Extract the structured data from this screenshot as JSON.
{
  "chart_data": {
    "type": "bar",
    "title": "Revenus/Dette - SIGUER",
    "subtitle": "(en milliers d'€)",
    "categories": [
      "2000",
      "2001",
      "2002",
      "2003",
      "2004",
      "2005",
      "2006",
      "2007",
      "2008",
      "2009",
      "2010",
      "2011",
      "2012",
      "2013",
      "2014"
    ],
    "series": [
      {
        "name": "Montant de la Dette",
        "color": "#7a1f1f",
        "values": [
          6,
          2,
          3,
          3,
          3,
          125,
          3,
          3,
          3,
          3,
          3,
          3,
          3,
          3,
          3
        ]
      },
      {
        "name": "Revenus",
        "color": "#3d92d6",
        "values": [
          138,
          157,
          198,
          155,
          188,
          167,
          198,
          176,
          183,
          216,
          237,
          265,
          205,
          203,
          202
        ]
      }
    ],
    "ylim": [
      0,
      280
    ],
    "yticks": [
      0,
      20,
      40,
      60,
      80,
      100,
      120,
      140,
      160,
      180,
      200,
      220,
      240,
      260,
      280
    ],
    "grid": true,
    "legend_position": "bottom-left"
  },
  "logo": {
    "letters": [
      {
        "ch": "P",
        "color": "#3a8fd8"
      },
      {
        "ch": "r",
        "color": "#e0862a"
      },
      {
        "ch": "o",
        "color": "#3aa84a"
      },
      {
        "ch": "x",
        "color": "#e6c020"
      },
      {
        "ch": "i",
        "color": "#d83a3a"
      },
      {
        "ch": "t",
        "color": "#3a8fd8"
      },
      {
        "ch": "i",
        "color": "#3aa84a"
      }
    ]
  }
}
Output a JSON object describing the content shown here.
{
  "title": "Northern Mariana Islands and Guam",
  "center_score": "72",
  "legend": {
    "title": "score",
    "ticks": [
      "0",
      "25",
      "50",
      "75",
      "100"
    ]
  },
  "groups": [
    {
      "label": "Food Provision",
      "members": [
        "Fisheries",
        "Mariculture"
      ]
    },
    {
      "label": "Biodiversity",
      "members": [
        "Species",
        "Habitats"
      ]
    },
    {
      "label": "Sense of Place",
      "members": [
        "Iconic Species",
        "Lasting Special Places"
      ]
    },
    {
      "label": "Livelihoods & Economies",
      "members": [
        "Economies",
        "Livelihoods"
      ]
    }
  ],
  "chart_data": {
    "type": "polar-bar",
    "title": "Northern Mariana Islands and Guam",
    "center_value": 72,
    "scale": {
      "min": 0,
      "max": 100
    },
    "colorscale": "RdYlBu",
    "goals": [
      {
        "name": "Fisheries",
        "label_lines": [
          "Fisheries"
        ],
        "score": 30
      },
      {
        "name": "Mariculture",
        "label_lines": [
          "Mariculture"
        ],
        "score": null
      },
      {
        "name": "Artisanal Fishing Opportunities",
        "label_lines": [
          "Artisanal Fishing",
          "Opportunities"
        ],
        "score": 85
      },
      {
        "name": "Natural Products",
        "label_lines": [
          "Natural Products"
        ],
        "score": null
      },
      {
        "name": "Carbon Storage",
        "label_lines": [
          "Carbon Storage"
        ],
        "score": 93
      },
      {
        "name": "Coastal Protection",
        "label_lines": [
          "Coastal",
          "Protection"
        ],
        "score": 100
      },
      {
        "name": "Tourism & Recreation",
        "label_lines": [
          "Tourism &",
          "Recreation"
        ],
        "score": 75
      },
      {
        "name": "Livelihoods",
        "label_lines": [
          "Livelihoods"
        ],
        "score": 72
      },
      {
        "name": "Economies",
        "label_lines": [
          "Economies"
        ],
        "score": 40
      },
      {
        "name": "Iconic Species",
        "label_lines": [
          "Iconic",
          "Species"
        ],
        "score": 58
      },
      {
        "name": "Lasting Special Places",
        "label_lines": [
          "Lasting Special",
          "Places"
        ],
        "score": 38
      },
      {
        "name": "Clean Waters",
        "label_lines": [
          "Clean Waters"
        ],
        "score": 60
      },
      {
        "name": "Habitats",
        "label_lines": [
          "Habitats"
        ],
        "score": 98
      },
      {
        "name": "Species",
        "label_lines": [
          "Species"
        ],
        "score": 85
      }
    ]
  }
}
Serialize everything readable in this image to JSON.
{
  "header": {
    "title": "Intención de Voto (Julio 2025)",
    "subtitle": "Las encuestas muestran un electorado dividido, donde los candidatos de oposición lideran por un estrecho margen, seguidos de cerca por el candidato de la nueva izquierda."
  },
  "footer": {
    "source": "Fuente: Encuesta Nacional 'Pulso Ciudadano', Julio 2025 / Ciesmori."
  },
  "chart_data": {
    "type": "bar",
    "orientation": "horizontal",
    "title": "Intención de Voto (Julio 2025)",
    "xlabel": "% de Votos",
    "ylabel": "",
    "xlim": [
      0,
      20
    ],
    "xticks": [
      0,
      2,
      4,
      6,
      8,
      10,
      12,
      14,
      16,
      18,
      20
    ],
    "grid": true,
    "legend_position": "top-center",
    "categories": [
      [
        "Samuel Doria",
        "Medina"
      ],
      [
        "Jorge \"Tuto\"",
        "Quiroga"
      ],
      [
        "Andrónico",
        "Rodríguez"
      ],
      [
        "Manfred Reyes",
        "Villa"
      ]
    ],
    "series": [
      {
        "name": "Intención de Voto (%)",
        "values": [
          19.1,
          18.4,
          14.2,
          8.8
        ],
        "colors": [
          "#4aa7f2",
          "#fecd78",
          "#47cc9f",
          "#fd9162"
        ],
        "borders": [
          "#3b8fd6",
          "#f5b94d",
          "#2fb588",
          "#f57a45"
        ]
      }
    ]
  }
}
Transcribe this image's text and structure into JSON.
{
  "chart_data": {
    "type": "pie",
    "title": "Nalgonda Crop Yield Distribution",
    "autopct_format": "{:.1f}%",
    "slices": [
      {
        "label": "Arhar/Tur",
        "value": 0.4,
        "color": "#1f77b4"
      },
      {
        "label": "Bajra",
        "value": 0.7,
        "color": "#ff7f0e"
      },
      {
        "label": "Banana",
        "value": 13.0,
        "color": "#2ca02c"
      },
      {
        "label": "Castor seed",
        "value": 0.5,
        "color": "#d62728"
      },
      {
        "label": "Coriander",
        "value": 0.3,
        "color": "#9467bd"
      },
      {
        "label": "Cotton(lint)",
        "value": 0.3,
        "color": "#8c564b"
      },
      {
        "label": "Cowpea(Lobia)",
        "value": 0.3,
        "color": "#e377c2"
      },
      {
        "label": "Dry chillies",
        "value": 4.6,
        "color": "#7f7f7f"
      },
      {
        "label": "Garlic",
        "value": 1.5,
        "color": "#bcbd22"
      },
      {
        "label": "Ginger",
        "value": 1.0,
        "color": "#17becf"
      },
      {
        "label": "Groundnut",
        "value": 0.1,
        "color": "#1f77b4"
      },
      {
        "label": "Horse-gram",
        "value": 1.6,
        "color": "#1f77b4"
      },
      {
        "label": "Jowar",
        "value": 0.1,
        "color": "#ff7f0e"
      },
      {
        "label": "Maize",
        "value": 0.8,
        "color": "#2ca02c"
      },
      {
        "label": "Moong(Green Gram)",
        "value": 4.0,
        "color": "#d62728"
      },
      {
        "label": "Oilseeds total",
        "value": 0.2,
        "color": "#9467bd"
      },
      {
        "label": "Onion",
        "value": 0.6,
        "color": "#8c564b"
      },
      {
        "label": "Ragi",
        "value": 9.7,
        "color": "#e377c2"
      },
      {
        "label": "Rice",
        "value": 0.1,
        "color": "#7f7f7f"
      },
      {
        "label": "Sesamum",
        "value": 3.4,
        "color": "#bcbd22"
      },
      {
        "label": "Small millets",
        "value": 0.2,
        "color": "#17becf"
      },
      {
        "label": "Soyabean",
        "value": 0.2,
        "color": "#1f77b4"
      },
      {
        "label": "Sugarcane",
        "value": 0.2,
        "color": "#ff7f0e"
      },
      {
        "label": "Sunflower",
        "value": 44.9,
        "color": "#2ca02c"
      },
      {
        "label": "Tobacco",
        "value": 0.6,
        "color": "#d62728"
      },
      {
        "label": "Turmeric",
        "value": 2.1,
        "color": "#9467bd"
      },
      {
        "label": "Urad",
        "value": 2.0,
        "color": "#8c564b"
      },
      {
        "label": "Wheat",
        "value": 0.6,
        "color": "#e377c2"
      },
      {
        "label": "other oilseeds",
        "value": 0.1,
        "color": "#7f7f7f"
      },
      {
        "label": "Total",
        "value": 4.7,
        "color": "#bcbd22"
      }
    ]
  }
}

### YOUR TASK:
Copy each line of the entries that includes the word "Carbon".

### COMPLETE ANSWER:
        "name": "Carbon Storage",
          "Carbon Storage"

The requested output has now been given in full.